(Lines of data)
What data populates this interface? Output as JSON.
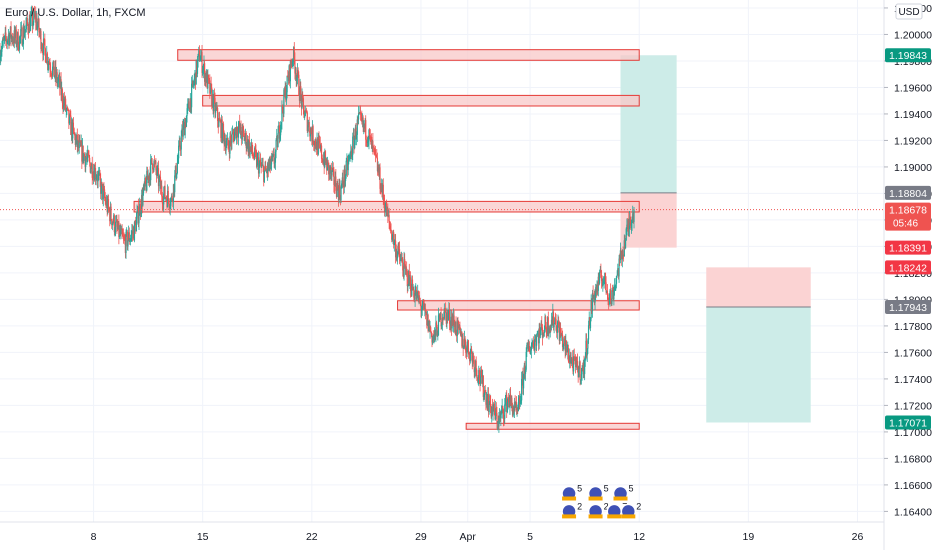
{
  "header": {
    "symbol_title": "Euro / U.S. Dollar, 1h, FXCM",
    "currency": "USD"
  },
  "colors": {
    "up": "#26a69a",
    "down": "#ef5350",
    "zone_fill": "#f8c8c8",
    "zone_stroke": "#e53935",
    "tp_fill": "#cdece8",
    "sl_fill": "#fbd3d3",
    "grid": "#f0f3fa",
    "axis_text": "#131722",
    "neutral_label": "#787b86",
    "last_price": "#ef5350",
    "green_label": "#089981",
    "red_label": "#f23645"
  },
  "chart_data": {
    "type": "candlestick",
    "title": "Euro / U.S. Dollar, 1h, FXCM",
    "x_ticks": [
      {
        "label": "8",
        "day": 8
      },
      {
        "label": "15",
        "day": 15
      },
      {
        "label": "22",
        "day": 22
      },
      {
        "label": "29",
        "day": 29
      },
      {
        "label": "Apr",
        "day": 32
      },
      {
        "label": "5",
        "day": 36
      },
      {
        "label": "12",
        "day": 43
      },
      {
        "label": "19",
        "day": 50
      },
      {
        "label": "26",
        "day": 57
      }
    ],
    "x_range_days": [
      2.0,
      58.7
    ],
    "ylim": [
      1.1632,
      1.2026
    ],
    "y_ticks": [
      "1.20200",
      "1.20000",
      "1.19800",
      "1.19600",
      "1.19400",
      "1.19200",
      "1.19000",
      "1.18800",
      "1.18600",
      "1.18400",
      "1.18200",
      "1.18000",
      "1.17800",
      "1.17600",
      "1.17400",
      "1.17200",
      "1.17000",
      "1.16800",
      "1.16600",
      "1.16400"
    ],
    "y_tick_values": [
      1.202,
      1.2,
      1.198,
      1.196,
      1.194,
      1.192,
      1.19,
      1.188,
      1.186,
      1.184,
      1.182,
      1.18,
      1.178,
      1.176,
      1.174,
      1.172,
      1.17,
      1.168,
      1.166,
      1.164
    ],
    "price_path": [
      [
        2.0,
        1.1988
      ],
      [
        2.6,
        1.2
      ],
      [
        3.2,
        1.1995
      ],
      [
        3.8,
        1.2008
      ],
      [
        4.3,
        1.2012
      ],
      [
        4.7,
        1.1993
      ],
      [
        5.2,
        1.1978
      ],
      [
        5.8,
        1.1962
      ],
      [
        6.4,
        1.1935
      ],
      [
        7.0,
        1.1915
      ],
      [
        7.6,
        1.1905
      ],
      [
        8.2,
        1.1895
      ],
      [
        8.8,
        1.1872
      ],
      [
        9.4,
        1.1855
      ],
      [
        10.0,
        1.1842
      ],
      [
        10.6,
        1.1852
      ],
      [
        11.2,
        1.188
      ],
      [
        11.8,
        1.1905
      ],
      [
        12.4,
        1.188
      ],
      [
        13.0,
        1.1875
      ],
      [
        13.6,
        1.192
      ],
      [
        14.2,
        1.195
      ],
      [
        14.8,
        1.1985
      ],
      [
        15.4,
        1.196
      ],
      [
        16.0,
        1.1935
      ],
      [
        16.6,
        1.1915
      ],
      [
        17.2,
        1.193
      ],
      [
        17.8,
        1.192
      ],
      [
        18.4,
        1.1905
      ],
      [
        19.0,
        1.1895
      ],
      [
        19.6,
        1.1905
      ],
      [
        20.2,
        1.195
      ],
      [
        20.8,
        1.1985
      ],
      [
        21.4,
        1.1945
      ],
      [
        22.0,
        1.1925
      ],
      [
        22.6,
        1.191
      ],
      [
        23.2,
        1.1895
      ],
      [
        23.8,
        1.188
      ],
      [
        24.4,
        1.1905
      ],
      [
        25.0,
        1.1935
      ],
      [
        25.6,
        1.1925
      ],
      [
        26.2,
        1.19
      ],
      [
        26.8,
        1.1865
      ],
      [
        27.4,
        1.1838
      ],
      [
        28.0,
        1.182
      ],
      [
        28.6,
        1.1805
      ],
      [
        29.2,
        1.179
      ],
      [
        29.8,
        1.177
      ],
      [
        30.4,
        1.179
      ],
      [
        31.0,
        1.1785
      ],
      [
        31.6,
        1.177
      ],
      [
        32.2,
        1.176
      ],
      [
        32.8,
        1.174
      ],
      [
        33.4,
        1.172
      ],
      [
        34.0,
        1.1708
      ],
      [
        34.6,
        1.1725
      ],
      [
        35.2,
        1.1712
      ],
      [
        35.8,
        1.176
      ],
      [
        36.4,
        1.1772
      ],
      [
        37.0,
        1.178
      ],
      [
        37.6,
        1.1785
      ],
      [
        38.2,
        1.1765
      ],
      [
        38.8,
        1.175
      ],
      [
        39.4,
        1.1745
      ],
      [
        40.0,
        1.18
      ],
      [
        40.6,
        1.1818
      ],
      [
        41.2,
        1.18
      ],
      [
        41.8,
        1.183
      ],
      [
        42.4,
        1.186
      ],
      [
        42.7,
        1.1868
      ]
    ],
    "zones": [
      {
        "from_day": 13.4,
        "to_day": 43.0,
        "top": 1.19885,
        "bottom": 1.19805
      },
      {
        "from_day": 15.0,
        "to_day": 43.0,
        "top": 1.1954,
        "bottom": 1.1946
      },
      {
        "from_day": 10.6,
        "to_day": 43.0,
        "top": 1.1874,
        "bottom": 1.1866
      },
      {
        "from_day": 27.5,
        "to_day": 43.0,
        "top": 1.1799,
        "bottom": 1.1792
      },
      {
        "from_day": 31.9,
        "to_day": 43.0,
        "top": 1.17065,
        "bottom": 1.1702
      }
    ],
    "positions": [
      {
        "kind": "long",
        "from_day": 41.8,
        "to_day": 45.4,
        "target": 1.19843,
        "entry": 1.18804,
        "stop": 1.18391
      },
      {
        "kind": "short",
        "from_day": 47.3,
        "to_day": 54.0,
        "stop": 1.18242,
        "entry": 1.17943,
        "target": 1.17071
      }
    ],
    "price_labels": [
      {
        "text": "1.19843",
        "value": 1.19843,
        "style": "green"
      },
      {
        "text": "1.18804",
        "value": 1.18804,
        "style": "neutral"
      },
      {
        "text": "1.18678",
        "value": 1.18678,
        "style": "last",
        "sub": "05:46"
      },
      {
        "text": "1.18391",
        "value": 1.18391,
        "style": "red"
      },
      {
        "text": "1.18242",
        "value": 1.18242,
        "style": "red"
      },
      {
        "text": "1.17943",
        "value": 1.17943,
        "style": "neutral"
      },
      {
        "text": "1.17071",
        "value": 1.17071,
        "style": "green"
      }
    ],
    "last_price": 1.18678,
    "events": [
      {
        "day": 38.5,
        "value": 1.16535,
        "count": "5"
      },
      {
        "day": 40.2,
        "value": 1.16535,
        "count": "5"
      },
      {
        "day": 41.8,
        "value": 1.16535,
        "count": "5"
      },
      {
        "day": 38.5,
        "value": 1.164,
        "count": "2"
      },
      {
        "day": 40.2,
        "value": 1.164,
        "count": "2"
      },
      {
        "day": 41.4,
        "value": 1.164,
        "count": "7"
      },
      {
        "day": 42.3,
        "value": 1.164,
        "count": "2"
      }
    ]
  }
}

* [Aim] Go through the entries above and print each one exactly, minus the pictures.

* [Exercise output]
What data populates this interface? Output as JSON.
{
  "header": {
    "symbol_title": "Euro / U.S. Dollar, 1h, FXCM",
    "currency": "USD"
  },
  "colors": {
    "up": "#26a69a",
    "down": "#ef5350",
    "zone_fill": "#f8c8c8",
    "zone_stroke": "#e53935",
    "tp_fill": "#cdece8",
    "sl_fill": "#fbd3d3",
    "grid": "#f0f3fa",
    "axis_text": "#131722",
    "neutral_label": "#787b86",
    "last_price": "#ef5350",
    "green_label": "#089981",
    "red_label": "#f23645"
  },
  "chart_data": {
    "type": "candlestick",
    "title": "Euro / U.S. Dollar, 1h, FXCM",
    "x_ticks": [
      {
        "label": "8",
        "day": 8
      },
      {
        "label": "15",
        "day": 15
      },
      {
        "label": "22",
        "day": 22
      },
      {
        "label": "29",
        "day": 29
      },
      {
        "label": "Apr",
        "day": 32
      },
      {
        "label": "5",
        "day": 36
      },
      {
        "label": "12",
        "day": 43
      },
      {
        "label": "19",
        "day": 50
      },
      {
        "label": "26",
        "day": 57
      }
    ],
    "x_range_days": [
      2.0,
      58.7
    ],
    "ylim": [
      1.1632,
      1.2026
    ],
    "y_ticks": [
      "1.20200",
      "1.20000",
      "1.19800",
      "1.19600",
      "1.19400",
      "1.19200",
      "1.19000",
      "1.18800",
      "1.18600",
      "1.18400",
      "1.18200",
      "1.18000",
      "1.17800",
      "1.17600",
      "1.17400",
      "1.17200",
      "1.17000",
      "1.16800",
      "1.16600",
      "1.16400"
    ],
    "y_tick_values": [
      1.202,
      1.2,
      1.198,
      1.196,
      1.194,
      1.192,
      1.19,
      1.188,
      1.186,
      1.184,
      1.182,
      1.18,
      1.178,
      1.176,
      1.174,
      1.172,
      1.17,
      1.168,
      1.166,
      1.164
    ],
    "price_path": [
      [
        2.0,
        1.1988
      ],
      [
        2.6,
        1.2
      ],
      [
        3.2,
        1.1995
      ],
      [
        3.8,
        1.2008
      ],
      [
        4.3,
        1.2012
      ],
      [
        4.7,
        1.1993
      ],
      [
        5.2,
        1.1978
      ],
      [
        5.8,
        1.1962
      ],
      [
        6.4,
        1.1935
      ],
      [
        7.0,
        1.1915
      ],
      [
        7.6,
        1.1905
      ],
      [
        8.2,
        1.1895
      ],
      [
        8.8,
        1.1872
      ],
      [
        9.4,
        1.1855
      ],
      [
        10.0,
        1.1842
      ],
      [
        10.6,
        1.1852
      ],
      [
        11.2,
        1.188
      ],
      [
        11.8,
        1.1905
      ],
      [
        12.4,
        1.188
      ],
      [
        13.0,
        1.1875
      ],
      [
        13.6,
        1.192
      ],
      [
        14.2,
        1.195
      ],
      [
        14.8,
        1.1985
      ],
      [
        15.4,
        1.196
      ],
      [
        16.0,
        1.1935
      ],
      [
        16.6,
        1.1915
      ],
      [
        17.2,
        1.193
      ],
      [
        17.8,
        1.192
      ],
      [
        18.4,
        1.1905
      ],
      [
        19.0,
        1.1895
      ],
      [
        19.6,
        1.1905
      ],
      [
        20.2,
        1.195
      ],
      [
        20.8,
        1.1985
      ],
      [
        21.4,
        1.1945
      ],
      [
        22.0,
        1.1925
      ],
      [
        22.6,
        1.191
      ],
      [
        23.2,
        1.1895
      ],
      [
        23.8,
        1.188
      ],
      [
        24.4,
        1.1905
      ],
      [
        25.0,
        1.1935
      ],
      [
        25.6,
        1.1925
      ],
      [
        26.2,
        1.19
      ],
      [
        26.8,
        1.1865
      ],
      [
        27.4,
        1.1838
      ],
      [
        28.0,
        1.182
      ],
      [
        28.6,
        1.1805
      ],
      [
        29.2,
        1.179
      ],
      [
        29.8,
        1.177
      ],
      [
        30.4,
        1.179
      ],
      [
        31.0,
        1.1785
      ],
      [
        31.6,
        1.177
      ],
      [
        32.2,
        1.176
      ],
      [
        32.8,
        1.174
      ],
      [
        33.4,
        1.172
      ],
      [
        34.0,
        1.1708
      ],
      [
        34.6,
        1.1725
      ],
      [
        35.2,
        1.1712
      ],
      [
        35.8,
        1.176
      ],
      [
        36.4,
        1.1772
      ],
      [
        37.0,
        1.178
      ],
      [
        37.6,
        1.1785
      ],
      [
        38.2,
        1.1765
      ],
      [
        38.8,
        1.175
      ],
      [
        39.4,
        1.1745
      ],
      [
        40.0,
        1.18
      ],
      [
        40.6,
        1.1818
      ],
      [
        41.2,
        1.18
      ],
      [
        41.8,
        1.183
      ],
      [
        42.4,
        1.186
      ],
      [
        42.7,
        1.1868
      ]
    ],
    "zones": [
      {
        "from_day": 13.4,
        "to_day": 43.0,
        "top": 1.19885,
        "bottom": 1.19805
      },
      {
        "from_day": 15.0,
        "to_day": 43.0,
        "top": 1.1954,
        "bottom": 1.1946
      },
      {
        "from_day": 10.6,
        "to_day": 43.0,
        "top": 1.1874,
        "bottom": 1.1866
      },
      {
        "from_day": 27.5,
        "to_day": 43.0,
        "top": 1.1799,
        "bottom": 1.1792
      },
      {
        "from_day": 31.9,
        "to_day": 43.0,
        "top": 1.17065,
        "bottom": 1.1702
      }
    ],
    "positions": [
      {
        "kind": "long",
        "from_day": 41.8,
        "to_day": 45.4,
        "target": 1.19843,
        "entry": 1.18804,
        "stop": 1.18391
      },
      {
        "kind": "short",
        "from_day": 47.3,
        "to_day": 54.0,
        "stop": 1.18242,
        "entry": 1.17943,
        "target": 1.17071
      }
    ],
    "price_labels": [
      {
        "text": "1.19843",
        "value": 1.19843,
        "style": "green"
      },
      {
        "text": "1.18804",
        "value": 1.18804,
        "style": "neutral"
      },
      {
        "text": "1.18678",
        "value": 1.18678,
        "style": "last",
        "sub": "05:46"
      },
      {
        "text": "1.18391",
        "value": 1.18391,
        "style": "red"
      },
      {
        "text": "1.18242",
        "value": 1.18242,
        "style": "red"
      },
      {
        "text": "1.17943",
        "value": 1.17943,
        "style": "neutral"
      },
      {
        "text": "1.17071",
        "value": 1.17071,
        "style": "green"
      }
    ],
    "last_price": 1.18678,
    "events": [
      {
        "day": 38.5,
        "value": 1.16535,
        "count": "5"
      },
      {
        "day": 40.2,
        "value": 1.16535,
        "count": "5"
      },
      {
        "day": 41.8,
        "value": 1.16535,
        "count": "5"
      },
      {
        "day": 38.5,
        "value": 1.164,
        "count": "2"
      },
      {
        "day": 40.2,
        "value": 1.164,
        "count": "2"
      },
      {
        "day": 41.4,
        "value": 1.164,
        "count": "7"
      },
      {
        "day": 42.3,
        "value": 1.164,
        "count": "2"
      }
    ]
  }
}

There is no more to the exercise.